**YOUR TASK:** The data below needs to be returned exactly, line for line.

● ● ● ●

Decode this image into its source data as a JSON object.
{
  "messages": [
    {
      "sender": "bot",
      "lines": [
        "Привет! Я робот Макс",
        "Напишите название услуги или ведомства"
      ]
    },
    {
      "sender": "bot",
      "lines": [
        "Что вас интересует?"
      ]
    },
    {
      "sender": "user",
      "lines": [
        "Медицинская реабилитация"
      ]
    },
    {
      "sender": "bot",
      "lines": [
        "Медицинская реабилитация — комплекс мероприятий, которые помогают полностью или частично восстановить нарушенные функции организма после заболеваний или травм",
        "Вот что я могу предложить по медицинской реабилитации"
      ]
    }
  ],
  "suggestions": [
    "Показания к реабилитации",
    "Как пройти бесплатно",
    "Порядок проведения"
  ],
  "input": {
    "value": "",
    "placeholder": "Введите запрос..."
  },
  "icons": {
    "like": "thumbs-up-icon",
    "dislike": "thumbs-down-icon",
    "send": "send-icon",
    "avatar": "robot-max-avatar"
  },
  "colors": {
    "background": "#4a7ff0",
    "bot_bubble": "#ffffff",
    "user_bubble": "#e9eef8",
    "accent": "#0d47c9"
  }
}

● ● ● ●

**THE OUTPUT:**
Decode this image into its source data as a JSON object.
{
  "messages": [
    {
      "sender": "bot",
      "lines": [
        "Привет! Я робот Макс",
        "Напишите название услуги или ведомства"
      ]
    },
    {
      "sender": "bot",
      "lines": [
        "Что вас интересует?"
      ]
    },
    {
      "sender": "user",
      "lines": [
        "Медицинская реабилитация"
      ]
    },
    {
      "sender": "bot",
      "lines": [
        "Медицинская реабилитация — комплекс мероприятий, которые помогают полностью или частично восстановить нарушенные функции организма после заболеваний или травм",
        "Вот что я могу предложить по медицинской реабилитации"
      ]
    }
  ],
  "suggestions": [
    "Показания к реабилитации",
    "Как пройти бесплатно",
    "Порядок проведения"
  ],
  "input": {
    "value": "",
    "placeholder": "Введите запрос..."
  },
  "icons": {
    "like": "thumbs-up-icon",
    "dislike": "thumbs-down-icon",
    "send": "send-icon",
    "avatar": "robot-max-avatar"
  },
  "colors": {
    "background": "#4a7ff0",
    "bot_bubble": "#ffffff",
    "user_bubble": "#e9eef8",
    "accent": "#0d47c9"
  }
}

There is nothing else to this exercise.